STATED TASK | The output should consist solely of the line containing "What does this" and the lines that follow it through the end of the data below.

MATERIAL PROVIDED |
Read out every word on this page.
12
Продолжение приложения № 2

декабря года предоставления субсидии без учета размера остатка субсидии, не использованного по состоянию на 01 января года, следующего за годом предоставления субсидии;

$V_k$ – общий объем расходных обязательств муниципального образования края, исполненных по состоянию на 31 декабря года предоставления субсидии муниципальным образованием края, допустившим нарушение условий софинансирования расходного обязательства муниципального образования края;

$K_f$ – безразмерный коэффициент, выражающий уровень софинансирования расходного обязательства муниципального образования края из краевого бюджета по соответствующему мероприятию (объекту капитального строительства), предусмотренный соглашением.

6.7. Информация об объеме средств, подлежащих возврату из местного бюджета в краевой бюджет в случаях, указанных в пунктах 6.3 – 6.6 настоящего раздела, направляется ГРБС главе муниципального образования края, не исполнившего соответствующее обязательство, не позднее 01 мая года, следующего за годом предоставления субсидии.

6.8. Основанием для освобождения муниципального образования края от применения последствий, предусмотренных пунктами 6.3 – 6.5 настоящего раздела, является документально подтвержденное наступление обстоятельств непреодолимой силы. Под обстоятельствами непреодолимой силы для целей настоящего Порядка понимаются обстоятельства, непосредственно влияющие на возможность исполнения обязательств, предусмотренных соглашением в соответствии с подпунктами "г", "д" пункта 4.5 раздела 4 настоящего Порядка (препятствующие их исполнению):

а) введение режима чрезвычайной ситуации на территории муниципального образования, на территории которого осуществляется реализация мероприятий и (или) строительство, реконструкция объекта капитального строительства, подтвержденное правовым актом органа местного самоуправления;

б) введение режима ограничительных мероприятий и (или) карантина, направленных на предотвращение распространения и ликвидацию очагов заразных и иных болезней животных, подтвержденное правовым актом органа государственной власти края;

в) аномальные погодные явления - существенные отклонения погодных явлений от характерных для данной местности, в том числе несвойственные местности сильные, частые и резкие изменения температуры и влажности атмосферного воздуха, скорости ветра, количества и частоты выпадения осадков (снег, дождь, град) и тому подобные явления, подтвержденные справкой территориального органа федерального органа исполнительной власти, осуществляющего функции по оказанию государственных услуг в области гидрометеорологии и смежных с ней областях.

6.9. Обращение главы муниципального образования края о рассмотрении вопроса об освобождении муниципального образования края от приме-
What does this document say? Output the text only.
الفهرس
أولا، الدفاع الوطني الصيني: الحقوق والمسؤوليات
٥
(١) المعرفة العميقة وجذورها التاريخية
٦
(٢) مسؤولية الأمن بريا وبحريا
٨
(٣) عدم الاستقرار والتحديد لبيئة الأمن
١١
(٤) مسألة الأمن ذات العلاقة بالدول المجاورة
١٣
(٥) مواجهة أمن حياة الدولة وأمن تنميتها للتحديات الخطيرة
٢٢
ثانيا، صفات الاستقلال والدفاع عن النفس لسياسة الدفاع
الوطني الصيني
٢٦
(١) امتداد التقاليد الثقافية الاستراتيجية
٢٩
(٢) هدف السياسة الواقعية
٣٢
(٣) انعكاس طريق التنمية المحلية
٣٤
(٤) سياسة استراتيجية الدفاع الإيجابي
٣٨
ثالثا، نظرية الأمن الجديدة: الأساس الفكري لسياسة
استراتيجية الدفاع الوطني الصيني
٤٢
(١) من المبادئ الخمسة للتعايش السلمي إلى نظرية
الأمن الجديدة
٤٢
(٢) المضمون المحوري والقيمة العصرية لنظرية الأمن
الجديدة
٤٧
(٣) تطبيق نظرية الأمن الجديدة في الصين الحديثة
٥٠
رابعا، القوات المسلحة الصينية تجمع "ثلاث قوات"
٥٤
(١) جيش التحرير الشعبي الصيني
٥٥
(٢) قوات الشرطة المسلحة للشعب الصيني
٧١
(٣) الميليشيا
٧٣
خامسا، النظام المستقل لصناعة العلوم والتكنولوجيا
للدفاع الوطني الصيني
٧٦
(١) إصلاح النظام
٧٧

COMPLETED EXERCISE |
What does this document say? Output the text only.
الفهرس
أولا، الدفاع الوطني الصيني: الحقوق والمسؤوليات
٥
(١) المعرفة العميقة وجذورها التاريخية
٦
(٢) مسؤولية الأمن بريا وبحريا
٨
(٣) عدم الاستقرار والتحديد لبيئة الأمن
١١
(٤) مسألة الأمن ذات العلاقة بالدول المجاورة
١٣
(٥) مواجهة أمن حياة الدولة وأمن تنميتها للتحديات الخطيرة
٢٢
ثانيا، صفات الاستقلال والدفاع عن النفس لسياسة الدفاع
الوطني الصيني
٢٦
(١) امتداد التقاليد الثقافية الاستراتيجية
٢٩
(٢) هدف السياسة الواقعية
٣٢
(٣) انعكاس طريق التنمية المحلية
٣٤
(٤) سياسة استراتيجية الدفاع الإيجابي
٣٨
ثالثا، نظرية الأمن الجديدة: الأساس الفكري لسياسة
استراتيجية الدفاع الوطني الصيني
٤٢
(١) من المبادئ الخمسة للتعايش السلمي إلى نظرية
الأمن الجديدة
٤٢
(٢) المضمون المحوري والقيمة العصرية لنظرية الأمن
الجديدة
٤٧
(٣) تطبيق نظرية الأمن الجديدة في الصين الحديثة
٥٠
رابعا، القوات المسلحة الصينية تجمع "ثلاث قوات"
٥٤
(١) جيش التحرير الشعبي الصيني
٥٥
(٢) قوات الشرطة المسلحة للشعب الصيني
٧١
(٣) الميليشيا
٧٣
خامسا، النظام المستقل لصناعة العلوم والتكنولوجيا
للدفاع الوطني الصيني
٧٦
(١) إصلاح النظام
٧٧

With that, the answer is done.